[Data items]

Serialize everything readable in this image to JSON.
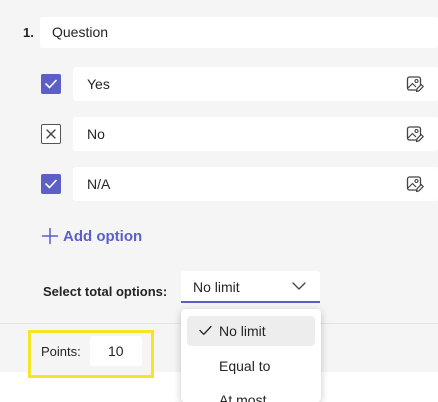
{
  "question": {
    "number": "1.",
    "title": "Question"
  },
  "options": [
    {
      "label": "Yes",
      "state": "checked"
    },
    {
      "label": "No",
      "state": "unchecked"
    },
    {
      "label": "N/A",
      "state": "checked"
    }
  ],
  "add_option_label": "Add option",
  "select_total": {
    "label": "Select total options:",
    "value": "No limit"
  },
  "points": {
    "label": "Points:",
    "value": "10"
  },
  "dropdown": {
    "items": [
      "No limit",
      "Equal to",
      "At most"
    ],
    "selected_index": 0
  },
  "colors": {
    "accent": "#5b5fc7",
    "highlight": "#f5e625",
    "panel": "#f5f5f5"
  },
  "icons": {
    "checked": "checkmark-icon",
    "unchecked": "x-mark-icon",
    "image": "image-edit-icon",
    "add": "plus-icon",
    "dropdown": "chevron-down-icon"
  }
}
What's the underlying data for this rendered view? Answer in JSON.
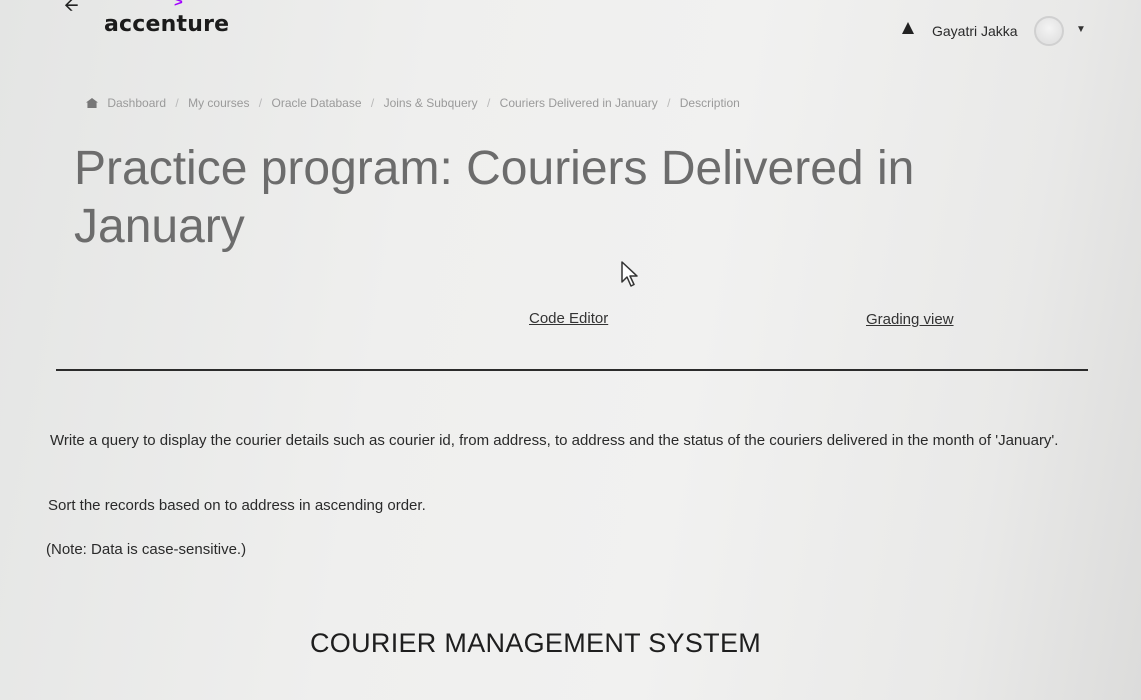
{
  "header": {
    "logo_text": "accenture",
    "logo_mark": ">",
    "user_name": "Gayatri Jakka",
    "icons": [
      "back-arrow-icon",
      "user-icon",
      "avatar",
      "chevron-down-icon"
    ]
  },
  "breadcrumb": [
    "Dashboard",
    "My courses",
    "Oracle Database",
    "Joins & Subquery",
    "Couriers Delivered in January",
    "Description"
  ],
  "page": {
    "title": "Practice program: Couriers Delivered in January"
  },
  "links": {
    "code_editor": "Code Editor",
    "grading_view": "Grading view"
  },
  "description": {
    "line1": "Write a query to display the courier details such as courier id, from address, to address and the status of the couriers delivered in the month of 'January'.",
    "line2": "Sort the records based on to address in ascending order.",
    "line3": "(Note: Data is case-sensitive.)"
  },
  "section_heading": "COURIER MANAGEMENT SYSTEM",
  "colors": {
    "brand_purple": "#a100ff",
    "title_gray": "#6c6c6c",
    "text_dark": "#2a2a2a"
  }
}
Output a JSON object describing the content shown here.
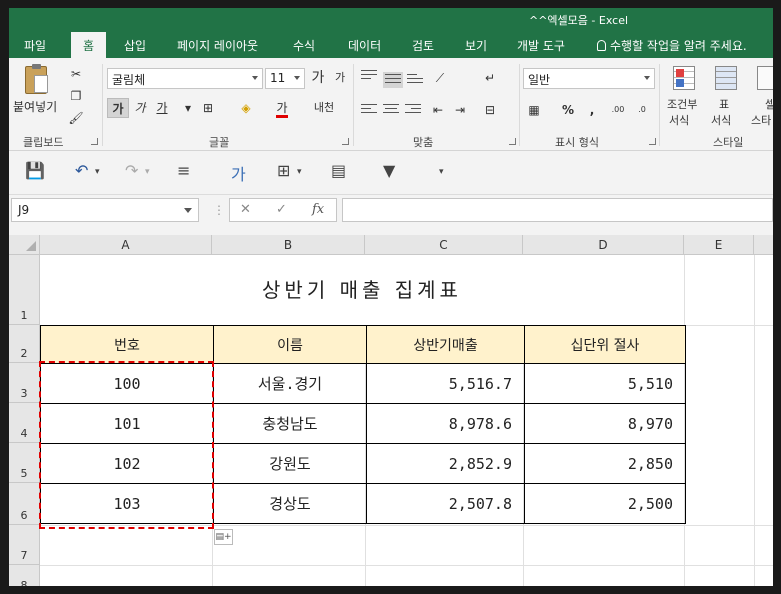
{
  "window": {
    "title": "^^엑셀모음 - Excel"
  },
  "tabs": [
    "파일",
    "홈",
    "삽입",
    "페이지 레이아웃",
    "수식",
    "데이터",
    "검토",
    "보기",
    "개발 도구"
  ],
  "tell_me": "수행할 작업을 알려 주세요.",
  "ribbon": {
    "clipboard": {
      "paste_label": "붙여넣기",
      "group_label": "클립보드"
    },
    "font": {
      "name": "굴림체",
      "size": "11",
      "group_label": "글꼴",
      "bold": "가",
      "italic": "가",
      "underline": "가",
      "font_color_glyph": "가",
      "phonetic": "내천"
    },
    "alignment": {
      "group_label": "맞춤"
    },
    "number": {
      "format": "일반",
      "group_label": "표시 형식",
      "percent": "%",
      "comma": ","
    },
    "styles": {
      "conditional_label_1": "조건부",
      "conditional_label_2": "서식",
      "table_label_1": "표",
      "table_label_2": "서식",
      "cell_label_1": "셀",
      "cell_label_2": "스타",
      "group_label": "스타일"
    }
  },
  "formula_bar": {
    "name_box": "J9",
    "fx": "fx",
    "formula": ""
  },
  "columns": [
    "A",
    "B",
    "C",
    "D",
    "E"
  ],
  "rows": [
    "1",
    "2",
    "3",
    "4",
    "5",
    "6",
    "7",
    "8"
  ],
  "sheet": {
    "title": "상반기 매출 집계표",
    "headers": [
      "번호",
      "이름",
      "상반기매출",
      "십단위 절사"
    ],
    "data": [
      [
        "100",
        "서울.경기",
        "5,516.7",
        "5,510"
      ],
      [
        "101",
        "충청남도",
        "8,978.6",
        "8,970"
      ],
      [
        "102",
        "강원도",
        "2,852.9",
        "2,850"
      ],
      [
        "103",
        "경상도",
        "2,507.8",
        "2,500"
      ]
    ]
  },
  "colors": {
    "excel_green": "#217346",
    "header_fill": "#fff2cc",
    "marquee": "#e00000"
  }
}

**The request**: Print all of the entries word for word. Omit the pictures they contain.

**Problem solution**:
Serialize everything readable in this image to JSON.
{
  "question": {
    "number": "1.",
    "title": "Question"
  },
  "options": [
    {
      "label": "Yes",
      "state": "checked"
    },
    {
      "label": "No",
      "state": "unchecked"
    },
    {
      "label": "N/A",
      "state": "checked"
    }
  ],
  "add_option_label": "Add option",
  "select_total": {
    "label": "Select total options:",
    "value": "No limit"
  },
  "points": {
    "label": "Points:",
    "value": "10"
  },
  "dropdown": {
    "items": [
      "No limit",
      "Equal to",
      "At most"
    ],
    "selected_index": 0
  },
  "colors": {
    "accent": "#5b5fc7",
    "highlight": "#f5e625",
    "panel": "#f5f5f5"
  },
  "icons": {
    "checked": "checkmark-icon",
    "unchecked": "x-mark-icon",
    "image": "image-edit-icon",
    "add": "plus-icon",
    "dropdown": "chevron-down-icon"
  }
}
What's the underlying data for this rendered view? Answer in JSON.
{
  "header": {
    "logo_text": "accenture",
    "logo_mark": ">",
    "user_name": "Gayatri Jakka",
    "icons": [
      "back-arrow-icon",
      "user-icon",
      "avatar",
      "chevron-down-icon"
    ]
  },
  "breadcrumb": [
    "Dashboard",
    "My courses",
    "Oracle Database",
    "Joins & Subquery",
    "Couriers Delivered in January",
    "Description"
  ],
  "page": {
    "title": "Practice program: Couriers Delivered in January"
  },
  "links": {
    "code_editor": "Code Editor",
    "grading_view": "Grading view"
  },
  "description": {
    "line1": "Write a query to display the courier details such as courier id, from address, to address and the status of the couriers delivered in the month of 'January'.",
    "line2": "Sort the records based on to address in ascending order.",
    "line3": "(Note: Data is case-sensitive.)"
  },
  "section_heading": "COURIER MANAGEMENT SYSTEM",
  "colors": {
    "brand_purple": "#a100ff",
    "title_gray": "#6c6c6c",
    "text_dark": "#2a2a2a"
  }
}
Output a JSON object describing the content shown here.
{
  "window": {
    "title": "^^엑셀모음 - Excel"
  },
  "tabs": [
    "파일",
    "홈",
    "삽입",
    "페이지 레이아웃",
    "수식",
    "데이터",
    "검토",
    "보기",
    "개발 도구"
  ],
  "tell_me": "수행할 작업을 알려 주세요.",
  "ribbon": {
    "clipboard": {
      "paste_label": "붙여넣기",
      "group_label": "클립보드"
    },
    "font": {
      "name": "굴림체",
      "size": "11",
      "group_label": "글꼴",
      "bold": "가",
      "italic": "가",
      "underline": "가",
      "font_color_glyph": "가",
      "phonetic": "내천"
    },
    "alignment": {
      "group_label": "맞춤"
    },
    "number": {
      "format": "일반",
      "group_label": "표시 형식",
      "percent": "%",
      "comma": ","
    },
    "styles": {
      "conditional_label_1": "조건부",
      "conditional_label_2": "서식",
      "table_label_1": "표",
      "table_label_2": "서식",
      "cell_label_1": "셀",
      "cell_label_2": "스타",
      "group_label": "스타일"
    }
  },
  "formula_bar": {
    "name_box": "J9",
    "fx": "fx",
    "formula": ""
  },
  "columns": [
    "A",
    "B",
    "C",
    "D",
    "E"
  ],
  "rows": [
    "1",
    "2",
    "3",
    "4",
    "5",
    "6",
    "7",
    "8"
  ],
  "sheet": {
    "title": "상반기 매출 집계표",
    "headers": [
      "번호",
      "이름",
      "상반기매출",
      "십단위 절사"
    ],
    "data": [
      [
        "100",
        "서울.경기",
        "5,516.7",
        "5,510"
      ],
      [
        "101",
        "충청남도",
        "8,978.6",
        "8,970"
      ],
      [
        "102",
        "강원도",
        "2,852.9",
        "2,850"
      ],
      [
        "103",
        "경상도",
        "2,507.8",
        "2,500"
      ]
    ]
  },
  "colors": {
    "excel_green": "#217346",
    "header_fill": "#fff2cc",
    "marquee": "#e00000"
  }
}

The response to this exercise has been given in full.